THE REQUEST: Return all lines in the material below that contain "disabled".

RECORD SET:
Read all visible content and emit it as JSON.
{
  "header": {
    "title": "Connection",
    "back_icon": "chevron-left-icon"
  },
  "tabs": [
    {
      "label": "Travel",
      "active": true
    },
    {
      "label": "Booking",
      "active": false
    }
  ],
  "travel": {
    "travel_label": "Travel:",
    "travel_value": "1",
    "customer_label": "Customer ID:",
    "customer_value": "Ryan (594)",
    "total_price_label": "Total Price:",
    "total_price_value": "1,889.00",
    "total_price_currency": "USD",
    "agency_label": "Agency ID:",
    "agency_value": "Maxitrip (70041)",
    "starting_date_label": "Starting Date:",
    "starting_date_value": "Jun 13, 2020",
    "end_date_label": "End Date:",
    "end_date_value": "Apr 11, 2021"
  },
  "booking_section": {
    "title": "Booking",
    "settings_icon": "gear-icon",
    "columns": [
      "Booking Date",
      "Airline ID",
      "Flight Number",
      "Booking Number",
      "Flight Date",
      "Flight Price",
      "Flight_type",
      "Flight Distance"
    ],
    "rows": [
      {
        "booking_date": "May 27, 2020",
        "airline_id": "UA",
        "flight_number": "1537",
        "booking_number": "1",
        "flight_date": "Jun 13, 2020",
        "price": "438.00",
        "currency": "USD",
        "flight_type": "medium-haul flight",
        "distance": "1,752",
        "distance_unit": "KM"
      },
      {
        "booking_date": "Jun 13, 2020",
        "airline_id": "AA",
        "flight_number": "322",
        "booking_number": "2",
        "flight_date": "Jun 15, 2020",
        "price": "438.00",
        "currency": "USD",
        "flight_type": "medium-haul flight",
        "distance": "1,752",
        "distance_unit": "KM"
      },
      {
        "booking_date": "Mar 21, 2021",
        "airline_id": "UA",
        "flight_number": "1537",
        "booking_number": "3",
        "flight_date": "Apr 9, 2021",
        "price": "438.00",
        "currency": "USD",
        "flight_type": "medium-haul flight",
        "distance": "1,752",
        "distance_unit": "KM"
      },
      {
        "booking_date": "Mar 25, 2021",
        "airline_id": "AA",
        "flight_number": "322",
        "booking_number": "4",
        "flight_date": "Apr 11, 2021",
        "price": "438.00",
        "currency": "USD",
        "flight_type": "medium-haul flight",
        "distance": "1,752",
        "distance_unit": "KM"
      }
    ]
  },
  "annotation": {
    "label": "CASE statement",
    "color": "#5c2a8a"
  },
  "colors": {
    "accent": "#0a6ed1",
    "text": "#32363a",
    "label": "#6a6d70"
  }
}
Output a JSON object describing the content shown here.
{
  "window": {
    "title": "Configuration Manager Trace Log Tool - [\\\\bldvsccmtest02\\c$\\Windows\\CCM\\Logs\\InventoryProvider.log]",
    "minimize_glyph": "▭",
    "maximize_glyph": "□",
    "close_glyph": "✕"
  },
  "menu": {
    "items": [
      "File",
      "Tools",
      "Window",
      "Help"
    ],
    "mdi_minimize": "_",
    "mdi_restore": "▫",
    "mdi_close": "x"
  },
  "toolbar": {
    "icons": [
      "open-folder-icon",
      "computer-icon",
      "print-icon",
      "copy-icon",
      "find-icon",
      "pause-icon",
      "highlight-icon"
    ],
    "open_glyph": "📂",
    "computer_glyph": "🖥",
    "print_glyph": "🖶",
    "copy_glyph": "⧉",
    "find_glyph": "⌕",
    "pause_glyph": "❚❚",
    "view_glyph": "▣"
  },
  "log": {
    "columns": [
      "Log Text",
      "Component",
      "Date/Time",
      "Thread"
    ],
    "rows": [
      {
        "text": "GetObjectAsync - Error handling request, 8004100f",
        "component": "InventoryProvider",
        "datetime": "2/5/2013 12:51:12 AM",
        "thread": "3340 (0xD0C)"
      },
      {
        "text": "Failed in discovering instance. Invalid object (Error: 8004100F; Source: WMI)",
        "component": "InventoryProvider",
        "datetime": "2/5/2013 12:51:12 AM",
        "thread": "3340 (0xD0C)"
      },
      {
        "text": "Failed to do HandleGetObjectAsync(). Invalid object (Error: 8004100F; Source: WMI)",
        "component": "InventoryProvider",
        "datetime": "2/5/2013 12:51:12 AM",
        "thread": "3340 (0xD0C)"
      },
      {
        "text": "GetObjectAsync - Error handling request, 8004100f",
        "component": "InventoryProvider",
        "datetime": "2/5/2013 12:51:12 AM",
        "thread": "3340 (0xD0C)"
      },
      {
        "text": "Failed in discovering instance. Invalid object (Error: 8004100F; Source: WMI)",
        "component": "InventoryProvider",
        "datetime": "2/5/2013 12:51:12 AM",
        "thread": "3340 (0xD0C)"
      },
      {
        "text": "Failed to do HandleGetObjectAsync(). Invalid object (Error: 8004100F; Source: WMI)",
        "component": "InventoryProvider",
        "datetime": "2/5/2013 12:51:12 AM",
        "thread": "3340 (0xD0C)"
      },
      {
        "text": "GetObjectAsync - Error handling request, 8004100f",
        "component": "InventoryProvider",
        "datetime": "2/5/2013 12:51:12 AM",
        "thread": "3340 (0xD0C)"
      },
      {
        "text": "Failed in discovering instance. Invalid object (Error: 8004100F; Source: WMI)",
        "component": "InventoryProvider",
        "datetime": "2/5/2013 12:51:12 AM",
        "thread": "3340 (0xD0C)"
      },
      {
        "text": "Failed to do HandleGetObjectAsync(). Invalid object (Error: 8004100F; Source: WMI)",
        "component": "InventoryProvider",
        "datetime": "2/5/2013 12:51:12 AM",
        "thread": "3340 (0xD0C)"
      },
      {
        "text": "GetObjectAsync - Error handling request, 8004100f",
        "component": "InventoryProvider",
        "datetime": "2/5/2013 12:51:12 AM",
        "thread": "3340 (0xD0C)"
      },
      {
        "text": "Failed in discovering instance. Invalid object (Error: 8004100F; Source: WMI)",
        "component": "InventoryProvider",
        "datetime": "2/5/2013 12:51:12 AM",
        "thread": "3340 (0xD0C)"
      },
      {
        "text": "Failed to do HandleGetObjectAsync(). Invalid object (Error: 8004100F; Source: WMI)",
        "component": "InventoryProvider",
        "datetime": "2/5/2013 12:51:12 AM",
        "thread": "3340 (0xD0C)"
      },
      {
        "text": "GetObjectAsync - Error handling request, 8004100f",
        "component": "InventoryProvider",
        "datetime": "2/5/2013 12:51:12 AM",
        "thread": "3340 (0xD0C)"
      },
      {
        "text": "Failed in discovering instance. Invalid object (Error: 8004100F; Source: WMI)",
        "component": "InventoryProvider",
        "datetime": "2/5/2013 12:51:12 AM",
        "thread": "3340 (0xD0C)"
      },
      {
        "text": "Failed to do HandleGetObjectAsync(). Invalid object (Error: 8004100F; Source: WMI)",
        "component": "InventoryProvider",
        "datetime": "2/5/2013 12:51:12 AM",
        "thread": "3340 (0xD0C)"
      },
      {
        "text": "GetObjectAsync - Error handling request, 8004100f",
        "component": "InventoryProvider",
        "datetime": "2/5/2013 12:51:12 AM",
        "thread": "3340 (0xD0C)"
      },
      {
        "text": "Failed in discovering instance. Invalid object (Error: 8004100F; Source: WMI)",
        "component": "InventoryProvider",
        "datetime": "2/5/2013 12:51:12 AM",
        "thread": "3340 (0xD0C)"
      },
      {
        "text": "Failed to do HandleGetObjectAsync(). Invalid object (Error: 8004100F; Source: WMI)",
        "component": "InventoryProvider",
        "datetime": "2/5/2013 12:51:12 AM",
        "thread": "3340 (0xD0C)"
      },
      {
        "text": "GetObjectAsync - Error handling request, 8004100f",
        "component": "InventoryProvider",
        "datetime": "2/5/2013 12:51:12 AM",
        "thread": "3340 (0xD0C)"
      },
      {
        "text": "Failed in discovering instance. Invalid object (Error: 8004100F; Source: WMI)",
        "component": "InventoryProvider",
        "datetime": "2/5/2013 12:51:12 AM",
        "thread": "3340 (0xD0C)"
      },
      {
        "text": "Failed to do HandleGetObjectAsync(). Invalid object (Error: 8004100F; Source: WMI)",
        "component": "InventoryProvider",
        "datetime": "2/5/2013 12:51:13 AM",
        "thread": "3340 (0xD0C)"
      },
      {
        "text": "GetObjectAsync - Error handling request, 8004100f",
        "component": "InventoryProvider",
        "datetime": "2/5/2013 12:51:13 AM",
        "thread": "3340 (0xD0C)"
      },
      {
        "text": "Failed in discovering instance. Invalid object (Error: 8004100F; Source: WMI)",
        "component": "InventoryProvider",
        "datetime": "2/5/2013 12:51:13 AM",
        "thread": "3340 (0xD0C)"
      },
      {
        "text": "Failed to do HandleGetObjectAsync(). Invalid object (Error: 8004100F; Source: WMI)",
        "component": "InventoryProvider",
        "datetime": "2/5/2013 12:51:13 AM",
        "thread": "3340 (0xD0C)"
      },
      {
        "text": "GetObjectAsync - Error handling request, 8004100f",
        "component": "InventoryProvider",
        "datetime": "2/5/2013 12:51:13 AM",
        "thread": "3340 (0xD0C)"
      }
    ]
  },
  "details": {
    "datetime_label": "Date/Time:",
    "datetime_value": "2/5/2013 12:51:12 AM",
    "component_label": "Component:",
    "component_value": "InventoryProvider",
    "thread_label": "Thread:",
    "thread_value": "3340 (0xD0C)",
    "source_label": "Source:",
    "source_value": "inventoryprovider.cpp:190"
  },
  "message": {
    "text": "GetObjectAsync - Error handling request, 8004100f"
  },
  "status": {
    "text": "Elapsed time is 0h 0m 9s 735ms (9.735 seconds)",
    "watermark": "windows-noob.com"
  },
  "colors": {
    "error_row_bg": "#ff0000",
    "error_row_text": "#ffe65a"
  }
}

==

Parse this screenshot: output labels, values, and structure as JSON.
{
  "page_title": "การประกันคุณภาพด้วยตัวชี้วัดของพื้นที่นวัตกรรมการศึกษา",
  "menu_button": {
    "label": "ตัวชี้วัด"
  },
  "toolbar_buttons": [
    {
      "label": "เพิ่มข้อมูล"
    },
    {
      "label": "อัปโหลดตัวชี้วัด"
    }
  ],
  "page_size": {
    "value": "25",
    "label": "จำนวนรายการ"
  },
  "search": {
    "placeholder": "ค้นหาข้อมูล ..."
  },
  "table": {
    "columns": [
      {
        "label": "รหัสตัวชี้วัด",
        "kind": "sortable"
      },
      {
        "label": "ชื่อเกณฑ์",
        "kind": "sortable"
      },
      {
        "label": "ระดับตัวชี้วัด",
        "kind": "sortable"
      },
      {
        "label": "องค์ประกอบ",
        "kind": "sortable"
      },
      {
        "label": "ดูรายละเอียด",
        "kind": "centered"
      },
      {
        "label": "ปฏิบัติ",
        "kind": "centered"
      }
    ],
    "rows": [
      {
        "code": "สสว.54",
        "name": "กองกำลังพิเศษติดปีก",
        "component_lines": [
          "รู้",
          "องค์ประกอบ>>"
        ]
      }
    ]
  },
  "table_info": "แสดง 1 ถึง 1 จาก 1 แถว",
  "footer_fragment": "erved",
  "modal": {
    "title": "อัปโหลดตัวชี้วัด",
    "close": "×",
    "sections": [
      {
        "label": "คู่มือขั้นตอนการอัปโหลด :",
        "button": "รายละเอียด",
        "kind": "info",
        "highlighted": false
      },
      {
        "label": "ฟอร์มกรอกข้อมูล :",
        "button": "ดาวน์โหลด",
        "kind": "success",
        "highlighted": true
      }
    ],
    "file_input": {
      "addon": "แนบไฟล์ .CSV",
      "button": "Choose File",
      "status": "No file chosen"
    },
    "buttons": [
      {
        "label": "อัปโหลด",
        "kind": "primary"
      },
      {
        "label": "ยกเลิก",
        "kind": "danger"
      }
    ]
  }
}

--

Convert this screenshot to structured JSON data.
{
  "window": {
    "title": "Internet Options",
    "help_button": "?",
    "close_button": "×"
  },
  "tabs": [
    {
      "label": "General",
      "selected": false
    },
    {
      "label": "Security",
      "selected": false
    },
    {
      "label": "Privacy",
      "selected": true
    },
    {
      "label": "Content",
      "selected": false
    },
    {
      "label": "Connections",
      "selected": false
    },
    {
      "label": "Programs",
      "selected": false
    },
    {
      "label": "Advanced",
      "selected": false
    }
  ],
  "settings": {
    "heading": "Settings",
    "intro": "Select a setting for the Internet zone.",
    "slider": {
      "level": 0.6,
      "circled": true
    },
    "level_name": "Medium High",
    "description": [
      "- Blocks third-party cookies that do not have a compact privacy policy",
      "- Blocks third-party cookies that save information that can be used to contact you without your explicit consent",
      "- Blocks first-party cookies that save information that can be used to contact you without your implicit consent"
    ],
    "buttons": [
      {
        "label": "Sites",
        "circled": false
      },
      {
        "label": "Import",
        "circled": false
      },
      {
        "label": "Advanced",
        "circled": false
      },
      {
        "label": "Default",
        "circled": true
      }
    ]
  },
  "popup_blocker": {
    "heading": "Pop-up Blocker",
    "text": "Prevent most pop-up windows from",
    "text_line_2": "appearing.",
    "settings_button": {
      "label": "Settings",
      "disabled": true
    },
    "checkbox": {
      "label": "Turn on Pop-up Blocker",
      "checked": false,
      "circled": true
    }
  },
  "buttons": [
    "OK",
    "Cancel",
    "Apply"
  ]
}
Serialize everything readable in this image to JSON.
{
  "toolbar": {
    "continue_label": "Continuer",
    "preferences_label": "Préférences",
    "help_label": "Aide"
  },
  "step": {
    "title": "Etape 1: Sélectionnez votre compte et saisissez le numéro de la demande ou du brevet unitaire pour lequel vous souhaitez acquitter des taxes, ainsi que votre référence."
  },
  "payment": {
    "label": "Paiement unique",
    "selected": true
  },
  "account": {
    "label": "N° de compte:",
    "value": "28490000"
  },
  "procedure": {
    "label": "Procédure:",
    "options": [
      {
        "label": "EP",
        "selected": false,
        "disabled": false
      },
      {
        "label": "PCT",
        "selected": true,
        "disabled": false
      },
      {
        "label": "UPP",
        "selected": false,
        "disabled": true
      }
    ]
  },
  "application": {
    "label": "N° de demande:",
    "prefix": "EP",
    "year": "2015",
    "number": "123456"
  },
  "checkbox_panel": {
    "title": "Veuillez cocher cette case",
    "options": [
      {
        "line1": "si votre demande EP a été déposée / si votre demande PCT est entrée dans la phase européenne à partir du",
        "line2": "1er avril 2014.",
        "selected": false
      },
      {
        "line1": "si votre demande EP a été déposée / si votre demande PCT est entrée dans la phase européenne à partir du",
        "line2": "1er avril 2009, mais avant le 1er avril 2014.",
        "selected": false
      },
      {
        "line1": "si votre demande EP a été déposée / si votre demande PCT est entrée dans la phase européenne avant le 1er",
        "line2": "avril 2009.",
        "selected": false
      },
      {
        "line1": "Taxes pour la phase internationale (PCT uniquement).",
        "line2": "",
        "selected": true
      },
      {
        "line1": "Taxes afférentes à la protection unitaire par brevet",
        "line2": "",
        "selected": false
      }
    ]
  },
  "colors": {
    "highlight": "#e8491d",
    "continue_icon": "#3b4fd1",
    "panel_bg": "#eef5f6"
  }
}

EXERCISE RESPONSE:
      "disabled": true
        "disabled": false
        "disabled": false
        "disabled": true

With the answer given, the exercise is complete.